#### INSTRUCTION A:
In the records, swap "Tractor" for "Legacy" in the part that opens with the line containing "y-axis-label: Apparent Brightness" and closes with the line containing "data-point <box>397 117 422 140</box>", changing nothing else. Return only those lines.

Packaging as ConfigMap:

The plugin source, go.mod, and .traefik.yml are inlined in a ConfigMap:

middleware/sentinel-configmap.yaml
apiVersion: v1
kind: ConfigMap
metadata:
name: traefik-plugin-sentinel
namespace: traefik
data:
sentinel.go: |
package sentinel
// ... (full Go source, ~435 lines)
go.mod: |
module github.com/erfianugrah/sentinel
go 1.22
.traefik.yml: |
displayName: Sentinel
type: middleware
import: github.com/erfianugrah/sentinel
summary: Real client IP resolution + heuristic bot detection with scoring.
testData:
trustedHeaders:
- Cf-Connecting-Ip
- X-Forwarded-For
# ...

Mounted in the Deployment:

volumeMounts:
- name: plugin-sentinel
mountPath: /plugins-local/src/github.com/erfianugrah/sentinel
readOnly: true
volumes:
- name: plugin-sentinel
configMap:
name: traefik-plugin-sentinel

Enabled via args:

args:
- "--experimental.localPlugins.sentinel.moduleName=github.com/erfianugrah/sentinel"

Middleware CRD (applied as a global middleware on the websecure entrypoint):

middleware/sentinel-middleware.yaml
apiVersion: traefik.io/v1alpha1
kind: Middleware
metadata:
name: sentinel
namespace: traefik
spec:
plugin:
sentinel:
trustedHeaders:
- Cf-Connecting-Ip
- X-Forwarded-For
trustedProxies:
- "10.42.0.0/16" # k3s pod CIDR
- "10.43.0.0/16" # k3s service CIDR
- "173.245.48.0/20" # Cloudflare IPv4
# ... all CF ranges
enabled: true
blockThreshold: 100
tagThreshold: 60
scannerUAs: "sqlmap,nikto,dirbuster,masscan,zgrab,nuclei,httpx,gobuster,ffuf,nmap,whatweb,wpscan,joomla,drupal"
honeypotPaths: "/.env,/.git/HEAD,/.git/config,/wp-login.php,/wp-config.php,/wp-admin,/.aws/credentials,/actuator/env,/actuator/health,/xmlrpc.php,/.DS_Store,/config.json,/package.json,/.htaccess,/server-status,/debug/pprof"

#### INSTRUCTION B:
State whether each statement agrees with the Traefik plugin configuration, answering yes or no and quoting the deciding words: (i) the ConfigMap volume is mounted read-only; (ii) the blockThreshold is set to 60; (iii) the sentinel Middleware is placed in the default namespace.

#### RECORDS FOR THE TASK:
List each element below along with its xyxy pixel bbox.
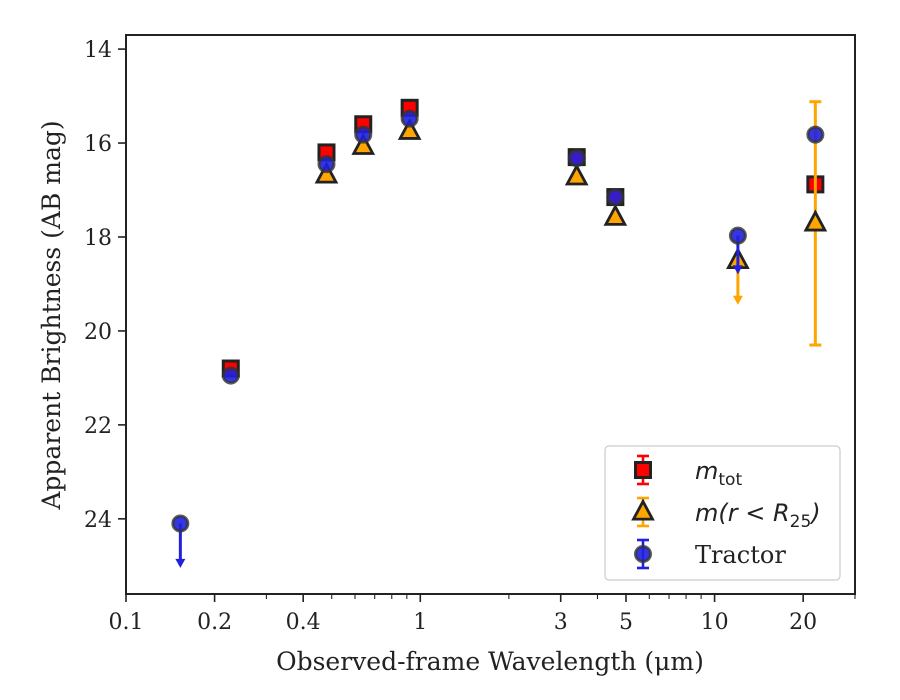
y-axis-label: Apparent Brightness (AB mag) <box>37 120 66 510</box>
data-point <box>603 203 628 226</box>
x-tick-label: 0.1 <box>109 610 144 635</box>
legend-entry-circle: Tractor <box>634 538 786 570</box>
data-point <box>606 188 625 207</box>
data-point <box>354 125 373 144</box>
x-tick-label: 10 <box>701 610 729 635</box>
upper-limit-arrow <box>175 558 186 568</box>
data-point <box>351 132 376 155</box>
data-point <box>397 117 422 140</box>
plot-frame <box>125 34 856 595</box>
data-point <box>567 149 586 168</box>
y-tick-label: 18 <box>84 226 112 251</box>
data-point <box>317 155 336 174</box>
legend-box <box>604 445 841 581</box>
legend-marker <box>634 545 652 563</box>
data-point <box>171 514 190 533</box>
legend-marker <box>634 461 652 479</box>
data-point <box>221 366 240 385</box>
plot-area <box>171 98 828 568</box>
upper-limit-arrow <box>732 295 743 305</box>
y-tick-label: 22 <box>84 414 112 439</box>
data-point <box>806 125 825 144</box>
y-tick-label: 14 <box>84 38 112 63</box>
data-point <box>400 109 419 128</box>
x-tick-label: 1 <box>413 610 427 635</box>
legend-label: m(r < R25) <box>695 499 821 532</box>
series-circle <box>171 109 825 568</box>
x-axis-label: Observed-frame Wavelength (μm) <box>276 647 704 676</box>
legend-label: mtot <box>695 457 742 490</box>
x-tick-label: 0.2 <box>197 610 232 635</box>
y-tick-label: 20 <box>84 320 112 345</box>
legend-marker <box>631 498 655 521</box>
data-point <box>728 226 747 245</box>
legend-entry-triangle: m(r < R25) <box>631 496 821 532</box>
data-point <box>314 161 339 184</box>
data-point <box>564 163 589 186</box>
x-tick-label: 20 <box>789 610 817 635</box>
legend-entry-square: mtot <box>634 454 742 490</box>
data-point <box>803 209 828 232</box>
legend-label: Tractor <box>695 541 786 569</box>
legend: mtot m(r < R25) Tractor <box>604 445 841 581</box>
upper-limit-arrow <box>732 265 743 275</box>
y-tick-label: 16 <box>84 132 112 157</box>
axes: 0.1 0.2 0.4 1 3 5 10 20 14 16 18 20 22 24 <box>84 34 856 635</box>
y-tick-label: 24 <box>84 508 112 533</box>
x-tick-label: 3 <box>554 610 568 635</box>
x-tick-label: 0.4 <box>286 610 321 635</box>
series-triangle <box>314 100 828 347</box>
x-tick-label: 5 <box>619 610 633 635</box>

#### FINAL ANSWER A:
y-axis-label: Apparent Brightness (AB mag) <box>37 120 66 510</box>
data-point <box>603 203 628 226</box>
x-tick-label: 0.1 <box>109 610 144 635</box>
legend-entry-circle: Legacy <box>634 538 786 570</box>
data-point <box>606 188 625 207</box>
data-point <box>354 125 373 144</box>
x-tick-label: 10 <box>701 610 729 635</box>
upper-limit-arrow <box>175 558 186 568</box>
data-point <box>351 132 376 155</box>
data-point <box>397 117 422 140</box>

#### FINAL ANSWER B:
(i) Yes: "readOnly: true"
(ii) No: "blockThreshold: 100"
(iii) No: "namespace: traefik"